Return verbatim every line from the first line of the entries through the line containing "left item 4 xyxy=(80,722,459,808)", inclusive of both.

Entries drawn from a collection

>>>>

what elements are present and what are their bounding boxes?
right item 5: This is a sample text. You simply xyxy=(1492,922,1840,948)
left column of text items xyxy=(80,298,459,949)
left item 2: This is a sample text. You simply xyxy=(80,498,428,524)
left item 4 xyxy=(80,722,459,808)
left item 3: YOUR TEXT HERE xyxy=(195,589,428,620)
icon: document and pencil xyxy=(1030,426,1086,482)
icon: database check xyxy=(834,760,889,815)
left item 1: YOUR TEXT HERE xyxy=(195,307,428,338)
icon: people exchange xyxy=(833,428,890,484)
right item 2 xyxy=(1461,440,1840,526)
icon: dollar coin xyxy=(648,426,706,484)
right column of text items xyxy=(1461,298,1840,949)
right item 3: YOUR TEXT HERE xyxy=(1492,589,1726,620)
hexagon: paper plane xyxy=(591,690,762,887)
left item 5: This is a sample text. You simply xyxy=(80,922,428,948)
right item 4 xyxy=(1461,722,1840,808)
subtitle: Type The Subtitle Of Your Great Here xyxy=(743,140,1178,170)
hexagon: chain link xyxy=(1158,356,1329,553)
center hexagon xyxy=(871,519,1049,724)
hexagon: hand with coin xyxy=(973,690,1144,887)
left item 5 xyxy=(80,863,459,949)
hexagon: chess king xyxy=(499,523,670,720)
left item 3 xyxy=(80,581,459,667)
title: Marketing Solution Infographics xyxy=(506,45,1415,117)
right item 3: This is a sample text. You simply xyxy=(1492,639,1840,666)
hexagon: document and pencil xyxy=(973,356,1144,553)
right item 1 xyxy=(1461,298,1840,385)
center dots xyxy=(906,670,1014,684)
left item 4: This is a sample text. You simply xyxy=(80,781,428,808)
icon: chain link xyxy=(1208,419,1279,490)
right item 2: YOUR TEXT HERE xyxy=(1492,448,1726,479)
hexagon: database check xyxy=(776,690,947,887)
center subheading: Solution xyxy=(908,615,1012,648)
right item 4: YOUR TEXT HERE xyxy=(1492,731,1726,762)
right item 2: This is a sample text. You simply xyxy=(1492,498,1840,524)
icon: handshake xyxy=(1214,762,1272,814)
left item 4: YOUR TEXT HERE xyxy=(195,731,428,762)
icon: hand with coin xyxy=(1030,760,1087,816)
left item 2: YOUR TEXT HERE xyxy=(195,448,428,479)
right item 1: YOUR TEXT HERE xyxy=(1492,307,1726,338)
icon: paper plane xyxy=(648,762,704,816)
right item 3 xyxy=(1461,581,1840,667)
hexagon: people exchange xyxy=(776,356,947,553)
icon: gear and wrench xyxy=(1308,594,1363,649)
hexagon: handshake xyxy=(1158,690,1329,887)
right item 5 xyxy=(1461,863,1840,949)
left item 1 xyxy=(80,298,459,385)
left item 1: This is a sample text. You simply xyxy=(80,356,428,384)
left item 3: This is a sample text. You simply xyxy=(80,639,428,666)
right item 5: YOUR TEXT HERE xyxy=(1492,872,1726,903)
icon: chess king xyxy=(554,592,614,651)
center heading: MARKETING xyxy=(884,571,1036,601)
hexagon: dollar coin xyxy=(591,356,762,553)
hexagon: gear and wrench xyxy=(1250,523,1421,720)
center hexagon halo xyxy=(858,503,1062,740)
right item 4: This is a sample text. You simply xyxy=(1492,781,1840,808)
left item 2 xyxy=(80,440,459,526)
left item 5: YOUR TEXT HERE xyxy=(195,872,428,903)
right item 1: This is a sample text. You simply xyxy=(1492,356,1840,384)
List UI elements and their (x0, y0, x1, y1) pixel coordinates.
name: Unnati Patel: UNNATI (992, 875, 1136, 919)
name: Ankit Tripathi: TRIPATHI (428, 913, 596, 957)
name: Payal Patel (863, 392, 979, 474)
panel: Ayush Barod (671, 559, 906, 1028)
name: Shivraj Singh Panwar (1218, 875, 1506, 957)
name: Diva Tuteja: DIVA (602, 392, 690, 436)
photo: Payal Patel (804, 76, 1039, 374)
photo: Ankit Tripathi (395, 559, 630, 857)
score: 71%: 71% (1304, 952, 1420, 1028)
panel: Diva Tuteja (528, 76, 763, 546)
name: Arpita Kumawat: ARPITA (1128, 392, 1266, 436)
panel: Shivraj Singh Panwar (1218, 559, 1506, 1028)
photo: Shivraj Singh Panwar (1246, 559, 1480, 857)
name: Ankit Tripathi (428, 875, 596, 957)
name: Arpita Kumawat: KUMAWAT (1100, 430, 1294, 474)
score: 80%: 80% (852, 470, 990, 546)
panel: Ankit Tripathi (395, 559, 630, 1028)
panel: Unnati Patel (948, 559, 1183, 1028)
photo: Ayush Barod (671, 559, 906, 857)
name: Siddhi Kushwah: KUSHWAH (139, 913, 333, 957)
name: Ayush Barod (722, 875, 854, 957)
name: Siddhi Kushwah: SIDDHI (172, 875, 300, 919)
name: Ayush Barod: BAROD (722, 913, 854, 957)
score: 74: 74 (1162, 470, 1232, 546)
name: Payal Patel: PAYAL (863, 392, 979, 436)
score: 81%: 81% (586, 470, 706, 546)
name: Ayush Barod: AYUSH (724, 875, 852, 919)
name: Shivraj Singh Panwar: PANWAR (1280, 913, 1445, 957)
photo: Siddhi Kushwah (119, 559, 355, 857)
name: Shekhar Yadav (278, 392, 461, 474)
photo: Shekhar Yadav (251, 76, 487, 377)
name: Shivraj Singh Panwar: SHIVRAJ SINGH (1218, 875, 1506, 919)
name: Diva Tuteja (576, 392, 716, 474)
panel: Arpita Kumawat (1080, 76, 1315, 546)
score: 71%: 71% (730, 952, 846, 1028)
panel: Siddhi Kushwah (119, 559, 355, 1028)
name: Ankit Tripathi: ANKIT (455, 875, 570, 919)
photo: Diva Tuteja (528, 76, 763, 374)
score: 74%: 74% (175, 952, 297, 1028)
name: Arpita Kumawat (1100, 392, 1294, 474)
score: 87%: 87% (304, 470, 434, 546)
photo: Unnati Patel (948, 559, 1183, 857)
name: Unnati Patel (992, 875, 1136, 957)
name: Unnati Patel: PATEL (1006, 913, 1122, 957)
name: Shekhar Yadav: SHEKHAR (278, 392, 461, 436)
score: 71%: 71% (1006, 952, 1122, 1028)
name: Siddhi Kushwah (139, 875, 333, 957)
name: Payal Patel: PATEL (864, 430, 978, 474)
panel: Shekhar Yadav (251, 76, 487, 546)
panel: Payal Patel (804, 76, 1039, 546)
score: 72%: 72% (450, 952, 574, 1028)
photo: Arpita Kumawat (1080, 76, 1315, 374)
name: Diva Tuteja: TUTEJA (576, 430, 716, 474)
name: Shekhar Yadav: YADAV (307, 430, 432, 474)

<<<<

### PROBLEM SOLUTION
what elements are present and what are their bounding boxes?
right item 5: This is a sample text. You simply xyxy=(1492,922,1840,948)
left column of text items xyxy=(80,298,459,949)
left item 2: This is a sample text. You simply xyxy=(80,498,428,524)
left item 4 xyxy=(80,722,459,808)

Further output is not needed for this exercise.